:: Problem requirements ::
Please state how many lines in the records contain the string "Median", with no words besides the number.

:: Stored data ::

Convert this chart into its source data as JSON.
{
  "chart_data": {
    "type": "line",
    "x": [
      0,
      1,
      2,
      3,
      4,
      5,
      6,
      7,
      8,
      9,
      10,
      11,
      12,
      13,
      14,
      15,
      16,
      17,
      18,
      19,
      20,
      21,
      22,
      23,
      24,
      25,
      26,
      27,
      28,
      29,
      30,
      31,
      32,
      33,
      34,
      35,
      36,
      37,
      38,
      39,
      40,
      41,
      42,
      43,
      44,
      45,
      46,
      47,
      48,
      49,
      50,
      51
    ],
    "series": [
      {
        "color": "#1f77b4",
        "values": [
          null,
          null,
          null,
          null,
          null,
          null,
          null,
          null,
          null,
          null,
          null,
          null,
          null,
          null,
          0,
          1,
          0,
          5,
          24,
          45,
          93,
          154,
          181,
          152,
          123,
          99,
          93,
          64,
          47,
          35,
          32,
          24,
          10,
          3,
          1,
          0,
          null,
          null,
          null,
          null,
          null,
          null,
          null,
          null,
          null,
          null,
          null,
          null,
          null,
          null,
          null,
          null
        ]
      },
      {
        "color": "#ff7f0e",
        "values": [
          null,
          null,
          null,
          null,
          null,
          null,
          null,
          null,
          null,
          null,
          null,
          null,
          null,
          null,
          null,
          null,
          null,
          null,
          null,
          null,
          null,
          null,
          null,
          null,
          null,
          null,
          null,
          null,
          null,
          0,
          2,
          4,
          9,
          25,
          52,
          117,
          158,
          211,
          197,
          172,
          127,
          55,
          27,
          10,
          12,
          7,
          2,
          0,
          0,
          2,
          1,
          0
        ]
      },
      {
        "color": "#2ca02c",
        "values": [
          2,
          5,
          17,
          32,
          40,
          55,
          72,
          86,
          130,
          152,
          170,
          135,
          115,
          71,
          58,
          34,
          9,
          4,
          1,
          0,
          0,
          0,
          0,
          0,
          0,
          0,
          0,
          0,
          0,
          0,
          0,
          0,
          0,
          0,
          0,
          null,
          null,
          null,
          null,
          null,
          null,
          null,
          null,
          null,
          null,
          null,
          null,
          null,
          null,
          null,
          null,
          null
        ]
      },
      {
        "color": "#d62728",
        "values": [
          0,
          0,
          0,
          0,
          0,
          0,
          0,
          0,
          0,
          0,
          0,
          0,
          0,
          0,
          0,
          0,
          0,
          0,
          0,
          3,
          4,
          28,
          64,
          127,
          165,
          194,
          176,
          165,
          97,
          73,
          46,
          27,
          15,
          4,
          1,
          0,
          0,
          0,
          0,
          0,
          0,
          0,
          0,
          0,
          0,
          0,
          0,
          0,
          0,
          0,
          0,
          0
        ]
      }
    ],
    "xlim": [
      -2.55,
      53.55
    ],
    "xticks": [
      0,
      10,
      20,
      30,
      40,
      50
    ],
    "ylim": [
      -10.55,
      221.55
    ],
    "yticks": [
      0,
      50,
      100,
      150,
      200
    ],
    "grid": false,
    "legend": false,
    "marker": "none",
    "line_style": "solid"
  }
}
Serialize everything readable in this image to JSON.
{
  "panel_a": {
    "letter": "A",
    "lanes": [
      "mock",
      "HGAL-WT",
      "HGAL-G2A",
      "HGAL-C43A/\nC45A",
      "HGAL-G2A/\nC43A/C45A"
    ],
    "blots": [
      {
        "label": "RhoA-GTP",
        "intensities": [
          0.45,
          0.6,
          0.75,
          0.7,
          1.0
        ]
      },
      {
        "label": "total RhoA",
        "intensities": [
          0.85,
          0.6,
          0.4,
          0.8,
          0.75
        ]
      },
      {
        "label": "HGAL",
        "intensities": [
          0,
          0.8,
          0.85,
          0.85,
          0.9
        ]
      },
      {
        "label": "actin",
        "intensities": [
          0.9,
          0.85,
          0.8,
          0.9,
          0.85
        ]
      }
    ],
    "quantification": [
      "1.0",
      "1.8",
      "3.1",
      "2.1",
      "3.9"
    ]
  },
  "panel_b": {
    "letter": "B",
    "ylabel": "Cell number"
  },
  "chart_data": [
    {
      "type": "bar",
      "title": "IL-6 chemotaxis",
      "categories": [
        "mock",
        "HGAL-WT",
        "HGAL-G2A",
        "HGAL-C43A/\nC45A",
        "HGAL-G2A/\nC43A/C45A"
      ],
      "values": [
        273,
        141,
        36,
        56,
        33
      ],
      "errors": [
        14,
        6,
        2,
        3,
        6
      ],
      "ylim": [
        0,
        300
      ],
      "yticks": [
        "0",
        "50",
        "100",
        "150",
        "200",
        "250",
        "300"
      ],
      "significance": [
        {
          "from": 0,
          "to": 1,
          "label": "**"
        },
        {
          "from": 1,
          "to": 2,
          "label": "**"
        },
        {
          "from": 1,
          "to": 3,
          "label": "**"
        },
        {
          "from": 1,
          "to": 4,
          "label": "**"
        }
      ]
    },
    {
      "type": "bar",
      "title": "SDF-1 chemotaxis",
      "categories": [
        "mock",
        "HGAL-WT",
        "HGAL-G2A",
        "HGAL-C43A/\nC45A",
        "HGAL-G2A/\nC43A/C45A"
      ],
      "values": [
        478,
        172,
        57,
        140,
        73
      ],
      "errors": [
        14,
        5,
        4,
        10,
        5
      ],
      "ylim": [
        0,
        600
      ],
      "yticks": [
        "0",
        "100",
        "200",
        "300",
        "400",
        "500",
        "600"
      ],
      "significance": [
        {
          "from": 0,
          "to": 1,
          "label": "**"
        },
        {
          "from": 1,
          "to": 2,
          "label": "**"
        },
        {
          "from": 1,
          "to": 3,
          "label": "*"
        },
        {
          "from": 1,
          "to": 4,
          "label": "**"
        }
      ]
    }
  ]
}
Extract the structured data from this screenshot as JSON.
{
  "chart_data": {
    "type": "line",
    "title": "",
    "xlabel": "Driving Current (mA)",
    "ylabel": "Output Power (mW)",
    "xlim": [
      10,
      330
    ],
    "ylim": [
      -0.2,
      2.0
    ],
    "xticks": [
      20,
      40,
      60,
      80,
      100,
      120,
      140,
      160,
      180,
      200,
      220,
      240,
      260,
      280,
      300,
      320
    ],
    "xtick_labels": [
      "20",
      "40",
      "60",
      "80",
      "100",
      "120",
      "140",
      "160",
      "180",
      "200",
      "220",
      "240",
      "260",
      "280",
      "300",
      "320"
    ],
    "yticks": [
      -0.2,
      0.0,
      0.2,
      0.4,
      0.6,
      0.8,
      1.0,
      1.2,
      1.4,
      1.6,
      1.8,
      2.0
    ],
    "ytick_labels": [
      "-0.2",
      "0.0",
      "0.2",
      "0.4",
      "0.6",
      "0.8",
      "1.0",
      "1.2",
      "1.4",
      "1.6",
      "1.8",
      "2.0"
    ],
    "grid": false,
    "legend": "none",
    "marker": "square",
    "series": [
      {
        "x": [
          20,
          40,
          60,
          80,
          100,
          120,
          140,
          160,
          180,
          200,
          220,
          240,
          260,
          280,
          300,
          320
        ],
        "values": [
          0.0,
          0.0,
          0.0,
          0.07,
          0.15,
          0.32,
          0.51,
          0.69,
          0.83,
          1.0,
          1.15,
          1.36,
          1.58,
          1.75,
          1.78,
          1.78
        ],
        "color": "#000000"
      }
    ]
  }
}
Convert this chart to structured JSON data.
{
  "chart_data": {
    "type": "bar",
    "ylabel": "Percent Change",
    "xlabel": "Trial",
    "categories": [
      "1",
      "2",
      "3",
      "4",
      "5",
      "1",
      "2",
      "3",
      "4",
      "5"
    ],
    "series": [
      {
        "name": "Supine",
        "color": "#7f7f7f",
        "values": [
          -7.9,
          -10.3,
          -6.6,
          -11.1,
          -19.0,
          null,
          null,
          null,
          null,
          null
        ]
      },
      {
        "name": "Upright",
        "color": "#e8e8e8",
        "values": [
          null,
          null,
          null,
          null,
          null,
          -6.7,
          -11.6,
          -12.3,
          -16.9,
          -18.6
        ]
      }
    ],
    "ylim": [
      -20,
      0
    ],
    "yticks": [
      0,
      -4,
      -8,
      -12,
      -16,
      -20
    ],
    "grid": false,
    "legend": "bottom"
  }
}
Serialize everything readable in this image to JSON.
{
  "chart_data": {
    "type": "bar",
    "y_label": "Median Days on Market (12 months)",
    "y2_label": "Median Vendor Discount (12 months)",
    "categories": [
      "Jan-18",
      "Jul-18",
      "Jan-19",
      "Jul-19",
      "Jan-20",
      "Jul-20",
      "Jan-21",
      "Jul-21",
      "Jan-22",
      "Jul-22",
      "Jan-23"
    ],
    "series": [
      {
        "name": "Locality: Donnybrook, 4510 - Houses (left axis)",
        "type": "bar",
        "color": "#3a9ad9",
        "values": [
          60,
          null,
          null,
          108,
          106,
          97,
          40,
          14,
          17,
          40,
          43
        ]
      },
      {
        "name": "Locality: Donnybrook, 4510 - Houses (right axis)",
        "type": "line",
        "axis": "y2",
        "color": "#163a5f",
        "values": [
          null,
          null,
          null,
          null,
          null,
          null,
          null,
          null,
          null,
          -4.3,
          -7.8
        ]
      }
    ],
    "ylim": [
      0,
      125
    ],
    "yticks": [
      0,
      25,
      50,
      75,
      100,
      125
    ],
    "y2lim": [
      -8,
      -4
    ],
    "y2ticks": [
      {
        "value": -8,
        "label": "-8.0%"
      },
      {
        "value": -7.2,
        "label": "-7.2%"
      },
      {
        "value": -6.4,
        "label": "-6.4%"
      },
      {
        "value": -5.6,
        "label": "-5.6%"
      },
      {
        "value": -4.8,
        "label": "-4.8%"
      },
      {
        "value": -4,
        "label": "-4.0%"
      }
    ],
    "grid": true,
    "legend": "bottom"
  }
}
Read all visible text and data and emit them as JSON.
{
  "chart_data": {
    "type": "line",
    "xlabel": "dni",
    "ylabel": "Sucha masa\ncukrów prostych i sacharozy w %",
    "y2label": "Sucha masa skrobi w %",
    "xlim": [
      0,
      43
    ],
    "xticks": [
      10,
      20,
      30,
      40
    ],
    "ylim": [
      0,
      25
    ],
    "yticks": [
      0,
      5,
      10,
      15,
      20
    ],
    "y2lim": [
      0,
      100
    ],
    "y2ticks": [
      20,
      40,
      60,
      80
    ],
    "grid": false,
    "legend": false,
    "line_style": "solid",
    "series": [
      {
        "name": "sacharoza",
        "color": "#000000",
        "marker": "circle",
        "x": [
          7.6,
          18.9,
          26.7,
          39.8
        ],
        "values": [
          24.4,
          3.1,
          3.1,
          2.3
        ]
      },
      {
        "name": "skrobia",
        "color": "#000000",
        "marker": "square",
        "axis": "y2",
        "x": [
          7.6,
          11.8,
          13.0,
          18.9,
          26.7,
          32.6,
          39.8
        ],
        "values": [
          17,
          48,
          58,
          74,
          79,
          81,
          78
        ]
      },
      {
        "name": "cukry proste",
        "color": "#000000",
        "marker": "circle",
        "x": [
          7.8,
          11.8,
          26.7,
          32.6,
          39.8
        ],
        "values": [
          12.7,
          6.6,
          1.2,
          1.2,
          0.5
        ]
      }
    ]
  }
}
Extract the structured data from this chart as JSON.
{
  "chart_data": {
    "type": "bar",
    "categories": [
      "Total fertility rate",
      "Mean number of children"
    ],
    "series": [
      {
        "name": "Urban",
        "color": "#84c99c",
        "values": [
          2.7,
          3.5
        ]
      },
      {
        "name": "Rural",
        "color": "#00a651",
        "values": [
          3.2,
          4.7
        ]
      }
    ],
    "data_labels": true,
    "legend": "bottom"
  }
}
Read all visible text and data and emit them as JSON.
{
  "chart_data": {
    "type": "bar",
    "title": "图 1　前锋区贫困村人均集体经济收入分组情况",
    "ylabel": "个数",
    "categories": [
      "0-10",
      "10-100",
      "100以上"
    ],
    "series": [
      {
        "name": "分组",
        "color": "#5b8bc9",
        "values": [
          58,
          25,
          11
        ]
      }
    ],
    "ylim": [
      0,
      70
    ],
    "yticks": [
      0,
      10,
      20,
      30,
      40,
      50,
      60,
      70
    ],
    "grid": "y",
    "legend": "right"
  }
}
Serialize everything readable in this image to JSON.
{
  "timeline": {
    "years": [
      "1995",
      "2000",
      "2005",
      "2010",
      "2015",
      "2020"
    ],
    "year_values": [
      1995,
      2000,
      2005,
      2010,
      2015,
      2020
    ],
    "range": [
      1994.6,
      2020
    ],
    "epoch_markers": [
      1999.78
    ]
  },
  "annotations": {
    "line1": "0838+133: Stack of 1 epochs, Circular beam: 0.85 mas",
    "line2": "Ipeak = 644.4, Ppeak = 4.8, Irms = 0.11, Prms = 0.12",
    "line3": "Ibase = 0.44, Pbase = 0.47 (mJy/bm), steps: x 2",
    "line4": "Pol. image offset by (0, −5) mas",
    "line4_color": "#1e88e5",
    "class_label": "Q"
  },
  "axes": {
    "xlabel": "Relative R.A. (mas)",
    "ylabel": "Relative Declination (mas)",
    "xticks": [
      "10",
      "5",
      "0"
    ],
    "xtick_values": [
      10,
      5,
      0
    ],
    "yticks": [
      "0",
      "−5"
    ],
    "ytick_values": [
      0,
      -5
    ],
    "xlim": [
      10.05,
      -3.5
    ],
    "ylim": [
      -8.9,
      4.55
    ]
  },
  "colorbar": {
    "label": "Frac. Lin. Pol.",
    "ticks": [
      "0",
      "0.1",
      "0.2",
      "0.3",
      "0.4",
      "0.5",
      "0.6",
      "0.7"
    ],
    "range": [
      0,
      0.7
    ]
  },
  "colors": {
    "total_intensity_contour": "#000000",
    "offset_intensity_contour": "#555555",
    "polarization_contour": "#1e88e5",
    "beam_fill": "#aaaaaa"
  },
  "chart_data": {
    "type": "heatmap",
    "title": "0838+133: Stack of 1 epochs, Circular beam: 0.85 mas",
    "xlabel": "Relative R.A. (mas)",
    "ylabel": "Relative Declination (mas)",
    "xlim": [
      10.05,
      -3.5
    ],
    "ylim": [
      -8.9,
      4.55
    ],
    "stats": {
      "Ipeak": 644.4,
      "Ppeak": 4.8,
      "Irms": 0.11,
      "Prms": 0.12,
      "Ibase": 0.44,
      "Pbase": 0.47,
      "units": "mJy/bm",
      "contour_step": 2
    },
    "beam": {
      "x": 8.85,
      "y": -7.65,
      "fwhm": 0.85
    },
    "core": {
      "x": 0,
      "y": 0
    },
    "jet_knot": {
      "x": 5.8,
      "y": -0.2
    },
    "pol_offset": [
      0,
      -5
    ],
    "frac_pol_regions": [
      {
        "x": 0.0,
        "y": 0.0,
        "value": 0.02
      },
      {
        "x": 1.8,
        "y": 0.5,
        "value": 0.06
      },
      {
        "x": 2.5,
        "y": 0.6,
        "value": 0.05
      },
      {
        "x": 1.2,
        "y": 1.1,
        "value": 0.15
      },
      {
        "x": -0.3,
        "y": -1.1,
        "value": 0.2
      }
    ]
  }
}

:: The answer ::
2